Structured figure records
** BEGIN **

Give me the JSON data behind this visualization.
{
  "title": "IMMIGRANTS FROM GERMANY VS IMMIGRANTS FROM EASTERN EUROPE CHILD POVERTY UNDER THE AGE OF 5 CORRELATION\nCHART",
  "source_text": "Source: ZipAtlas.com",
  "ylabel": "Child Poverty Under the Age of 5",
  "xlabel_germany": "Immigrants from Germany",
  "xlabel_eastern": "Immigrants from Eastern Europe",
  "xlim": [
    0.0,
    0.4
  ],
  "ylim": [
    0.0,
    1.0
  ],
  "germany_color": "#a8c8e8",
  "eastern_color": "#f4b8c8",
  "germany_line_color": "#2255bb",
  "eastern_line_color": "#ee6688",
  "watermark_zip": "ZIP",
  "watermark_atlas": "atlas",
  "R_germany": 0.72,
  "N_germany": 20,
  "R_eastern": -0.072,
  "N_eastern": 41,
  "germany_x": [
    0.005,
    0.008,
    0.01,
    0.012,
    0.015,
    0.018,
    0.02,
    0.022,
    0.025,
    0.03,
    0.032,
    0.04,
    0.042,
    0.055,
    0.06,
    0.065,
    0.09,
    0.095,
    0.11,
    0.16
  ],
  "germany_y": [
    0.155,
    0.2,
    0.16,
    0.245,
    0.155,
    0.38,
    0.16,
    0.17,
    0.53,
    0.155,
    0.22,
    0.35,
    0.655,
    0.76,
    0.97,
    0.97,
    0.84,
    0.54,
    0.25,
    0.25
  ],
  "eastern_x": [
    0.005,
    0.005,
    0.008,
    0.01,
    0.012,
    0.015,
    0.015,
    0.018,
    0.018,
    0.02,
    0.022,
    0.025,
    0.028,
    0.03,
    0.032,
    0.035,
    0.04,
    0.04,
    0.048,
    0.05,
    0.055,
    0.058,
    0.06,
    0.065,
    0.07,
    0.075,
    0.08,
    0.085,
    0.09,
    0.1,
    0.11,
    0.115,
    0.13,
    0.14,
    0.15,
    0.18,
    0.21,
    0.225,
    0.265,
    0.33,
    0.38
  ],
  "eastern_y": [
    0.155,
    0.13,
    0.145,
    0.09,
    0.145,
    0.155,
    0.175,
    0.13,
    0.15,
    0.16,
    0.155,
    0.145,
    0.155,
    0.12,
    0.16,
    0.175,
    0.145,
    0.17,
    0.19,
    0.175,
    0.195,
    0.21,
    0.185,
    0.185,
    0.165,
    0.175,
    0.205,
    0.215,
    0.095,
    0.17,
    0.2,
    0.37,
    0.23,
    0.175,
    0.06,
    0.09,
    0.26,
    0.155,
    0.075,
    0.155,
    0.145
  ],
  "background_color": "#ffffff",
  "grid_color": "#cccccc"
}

** END **

▸ Objective:
Reproduce the data in full, exactly as presented.

▸ Output of the exercise:
Give me the JSON data behind this visualization.
{
  "title": "IMMIGRANTS FROM GERMANY VS IMMIGRANTS FROM EASTERN EUROPE CHILD POVERTY UNDER THE AGE OF 5 CORRELATION\nCHART",
  "source_text": "Source: ZipAtlas.com",
  "ylabel": "Child Poverty Under the Age of 5",
  "xlabel_germany": "Immigrants from Germany",
  "xlabel_eastern": "Immigrants from Eastern Europe",
  "xlim": [
    0.0,
    0.4
  ],
  "ylim": [
    0.0,
    1.0
  ],
  "germany_color": "#a8c8e8",
  "eastern_color": "#f4b8c8",
  "germany_line_color": "#2255bb",
  "eastern_line_color": "#ee6688",
  "watermark_zip": "ZIP",
  "watermark_atlas": "atlas",
  "R_germany": 0.72,
  "N_germany": 20,
  "R_eastern": -0.072,
  "N_eastern": 41,
  "germany_x": [
    0.005,
    0.008,
    0.01,
    0.012,
    0.015,
    0.018,
    0.02,
    0.022,
    0.025,
    0.03,
    0.032,
    0.04,
    0.042,
    0.055,
    0.06,
    0.065,
    0.09,
    0.095,
    0.11,
    0.16
  ],
  "germany_y": [
    0.155,
    0.2,
    0.16,
    0.245,
    0.155,
    0.38,
    0.16,
    0.17,
    0.53,
    0.155,
    0.22,
    0.35,
    0.655,
    0.76,
    0.97,
    0.97,
    0.84,
    0.54,
    0.25,
    0.25
  ],
  "eastern_x": [
    0.005,
    0.005,
    0.008,
    0.01,
    0.012,
    0.015,
    0.015,
    0.018,
    0.018,
    0.02,
    0.022,
    0.025,
    0.028,
    0.03,
    0.032,
    0.035,
    0.04,
    0.04,
    0.048,
    0.05,
    0.055,
    0.058,
    0.06,
    0.065,
    0.07,
    0.075,
    0.08,
    0.085,
    0.09,
    0.1,
    0.11,
    0.115,
    0.13,
    0.14,
    0.15,
    0.18,
    0.21,
    0.225,
    0.265,
    0.33,
    0.38
  ],
  "eastern_y": [
    0.155,
    0.13,
    0.145,
    0.09,
    0.145,
    0.155,
    0.175,
    0.13,
    0.15,
    0.16,
    0.155,
    0.145,
    0.155,
    0.12,
    0.16,
    0.175,
    0.145,
    0.17,
    0.19,
    0.175,
    0.195,
    0.21,
    0.185,
    0.185,
    0.165,
    0.175,
    0.205,
    0.215,
    0.095,
    0.17,
    0.2,
    0.37,
    0.23,
    0.175,
    0.06,
    0.09,
    0.26,
    0.155,
    0.075,
    0.155,
    0.145
  ],
  "background_color": "#ffffff",
  "grid_color": "#cccccc"
}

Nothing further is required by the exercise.